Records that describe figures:
-- Start --

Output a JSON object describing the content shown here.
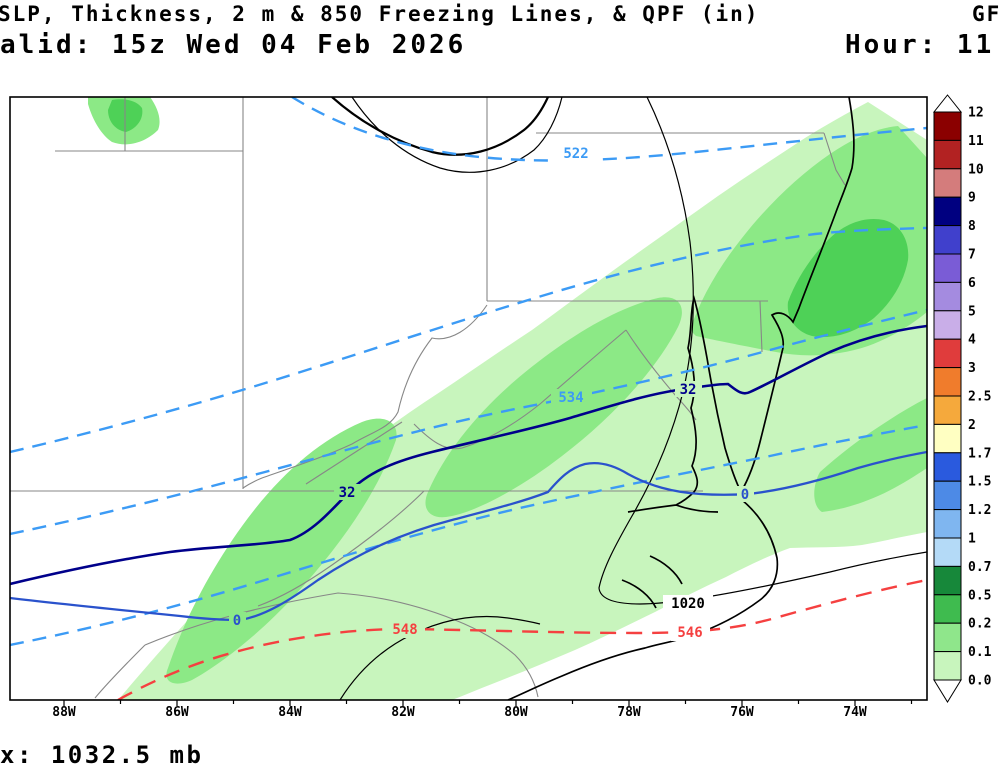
{
  "header": {
    "title_line": "SLP, Thickness, 2 m & 850 Freezing Lines, & QPF (in)",
    "model_label": "GF",
    "valid_line": "alid: 15z Wed 04 Feb 2026",
    "hour_label": "Hour: 11"
  },
  "footer": {
    "max_label": "x: 1032.5 mb"
  },
  "map": {
    "axis_labels": [
      "88W",
      "86W",
      "84W",
      "82W",
      "80W",
      "78W",
      "76W",
      "74W"
    ],
    "contour_labels": {
      "thickness_522": "522",
      "thickness_534": "534",
      "freezing_2m_west": "32",
      "freezing_2m_east": "32",
      "freezing_850_west": "0",
      "freezing_850_east": "0",
      "thickness_red_west": "548",
      "thickness_red_east": "546",
      "mslp_1020": "1020"
    },
    "colors": {
      "qpf_light": "#c8f5bd",
      "qpf_mid": "#8ce986",
      "qpf_dark": "#4ed157",
      "thickness_cold": "#3c9bf5",
      "thickness_warm": "#f54040",
      "freezing_2m": "#00008b",
      "freezing_850": "#2a52cc",
      "mslp": "#000000",
      "state_border": "#878787",
      "coastline": "#000000"
    }
  },
  "colorbar": {
    "labels": [
      "12",
      "11",
      "10",
      "9",
      "8",
      "7",
      "6",
      "5",
      "4",
      "3",
      "2.5",
      "2",
      "1.7",
      "1.5",
      "1.2",
      "1",
      "0.7",
      "0.5",
      "0.2",
      "0.1",
      "0.0"
    ],
    "cell_colors": [
      "#8b0000",
      "#b22222",
      "#d47c7c",
      "#000080",
      "#4040cc",
      "#7a5cd6",
      "#a48be0",
      "#c9aee8",
      "#e03c3c",
      "#f07c2c",
      "#f5a93c",
      "#ffffc2",
      "#2a5ade",
      "#4d8ae6",
      "#7fb6f0",
      "#b4daf7",
      "#17883a",
      "#3fbb4f",
      "#8fe68b",
      "#c8f5bd"
    ],
    "triangle_color": "#ffffff"
  }
}
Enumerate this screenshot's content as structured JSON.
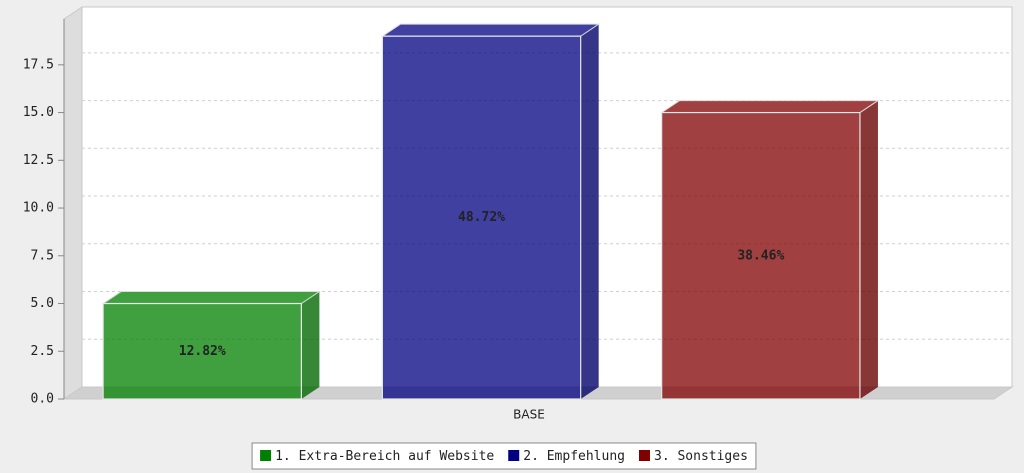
{
  "chart_data": {
    "type": "bar3d",
    "categories": [
      "BASE"
    ],
    "series": [
      {
        "name": "1. Extra-Bereich auf Website",
        "color": "#008000",
        "values": [
          5
        ],
        "value_labels": [
          "12.82%"
        ]
      },
      {
        "name": "2. Empfehlung",
        "color": "#000080",
        "values": [
          19
        ],
        "value_labels": [
          "48.72%"
        ]
      },
      {
        "name": "3. Sonstiges",
        "color": "#800000",
        "values": [
          15
        ],
        "value_labels": [
          "38.46%"
        ]
      }
    ],
    "ylim": [
      0,
      19.9
    ],
    "yticks": [
      {
        "value": 0,
        "label": "0.0"
      },
      2.5,
      {
        "value": 5,
        "label": "5.0"
      },
      7.5,
      {
        "value": 10,
        "label": "10.0"
      },
      12.5,
      {
        "value": 15,
        "label": "15.0"
      },
      17.5
    ],
    "grid": true,
    "legend": "bottom"
  }
}
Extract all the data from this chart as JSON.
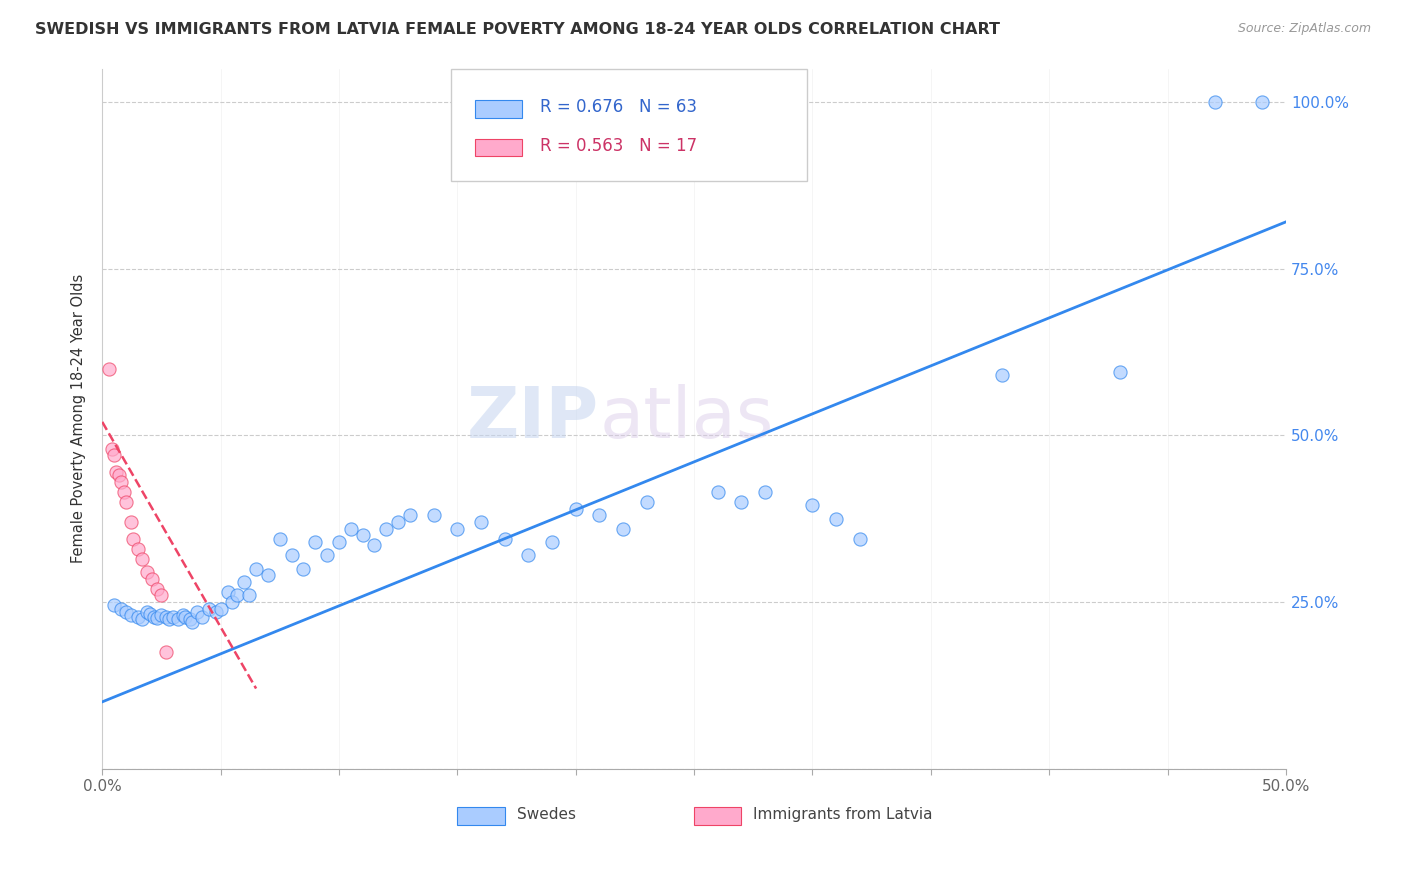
{
  "title": "SWEDISH VS IMMIGRANTS FROM LATVIA FEMALE POVERTY AMONG 18-24 YEAR OLDS CORRELATION CHART",
  "source": "Source: ZipAtlas.com",
  "ylabel": "Female Poverty Among 18-24 Year Olds",
  "xlim": [
    0.0,
    0.5
  ],
  "ylim": [
    0.0,
    1.05
  ],
  "xticks": [
    0.0,
    0.05,
    0.1,
    0.15,
    0.2,
    0.25,
    0.3,
    0.35,
    0.4,
    0.45,
    0.5
  ],
  "ytick_positions": [
    0.0,
    0.25,
    0.5,
    0.75,
    1.0
  ],
  "ytick_labels": [
    "",
    "25.0%",
    "50.0%",
    "75.0%",
    "100.0%"
  ],
  "xtick_labels": [
    "0.0%",
    "",
    "",
    "",
    "",
    "",
    "",
    "",
    "",
    "",
    "50.0%"
  ],
  "swedes_color": "#aaccff",
  "latvia_color": "#ffaacc",
  "regression_blue": "#3388ee",
  "regression_pink": "#ee4466",
  "legend_r_blue": "R = 0.676",
  "legend_n_blue": "N = 63",
  "legend_r_pink": "R = 0.563",
  "legend_n_pink": "N = 17",
  "watermark_zip": "ZIP",
  "watermark_atlas": "atlas",
  "blue_line_x": [
    0.0,
    0.5
  ],
  "blue_line_y": [
    0.1,
    0.82
  ],
  "pink_line_x": [
    0.0,
    0.065
  ],
  "pink_line_y": [
    0.52,
    0.12
  ],
  "swedes_x": [
    0.005,
    0.008,
    0.01,
    0.012,
    0.015,
    0.017,
    0.019,
    0.02,
    0.022,
    0.023,
    0.025,
    0.027,
    0.028,
    0.03,
    0.032,
    0.034,
    0.035,
    0.037,
    0.038,
    0.04,
    0.042,
    0.045,
    0.048,
    0.05,
    0.053,
    0.055,
    0.057,
    0.06,
    0.062,
    0.065,
    0.07,
    0.075,
    0.08,
    0.085,
    0.09,
    0.095,
    0.1,
    0.105,
    0.11,
    0.115,
    0.12,
    0.125,
    0.13,
    0.14,
    0.15,
    0.16,
    0.17,
    0.18,
    0.19,
    0.2,
    0.21,
    0.22,
    0.23,
    0.26,
    0.27,
    0.28,
    0.3,
    0.31,
    0.32,
    0.38,
    0.43,
    0.47,
    0.49
  ],
  "swedes_y": [
    0.245,
    0.24,
    0.235,
    0.23,
    0.228,
    0.225,
    0.235,
    0.232,
    0.228,
    0.226,
    0.23,
    0.228,
    0.225,
    0.227,
    0.224,
    0.23,
    0.228,
    0.225,
    0.22,
    0.235,
    0.228,
    0.24,
    0.235,
    0.24,
    0.265,
    0.25,
    0.26,
    0.28,
    0.26,
    0.3,
    0.29,
    0.345,
    0.32,
    0.3,
    0.34,
    0.32,
    0.34,
    0.36,
    0.35,
    0.335,
    0.36,
    0.37,
    0.38,
    0.38,
    0.36,
    0.37,
    0.345,
    0.32,
    0.34,
    0.39,
    0.38,
    0.36,
    0.4,
    0.415,
    0.4,
    0.415,
    0.395,
    0.375,
    0.345,
    0.59,
    0.595,
    1.0,
    1.0
  ],
  "latvia_x": [
    0.003,
    0.004,
    0.005,
    0.006,
    0.007,
    0.008,
    0.009,
    0.01,
    0.012,
    0.013,
    0.015,
    0.017,
    0.019,
    0.021,
    0.023,
    0.025,
    0.027
  ],
  "latvia_y": [
    0.6,
    0.48,
    0.47,
    0.445,
    0.44,
    0.43,
    0.415,
    0.4,
    0.37,
    0.345,
    0.33,
    0.315,
    0.295,
    0.285,
    0.27,
    0.26,
    0.175
  ]
}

-- End --

▶ TASK INSTRUCTIONS:
In the data above, how many lines contain the string "JSON"? Answer with the number only.

▶ SOLUTION FOR THIS EXERCISE:
3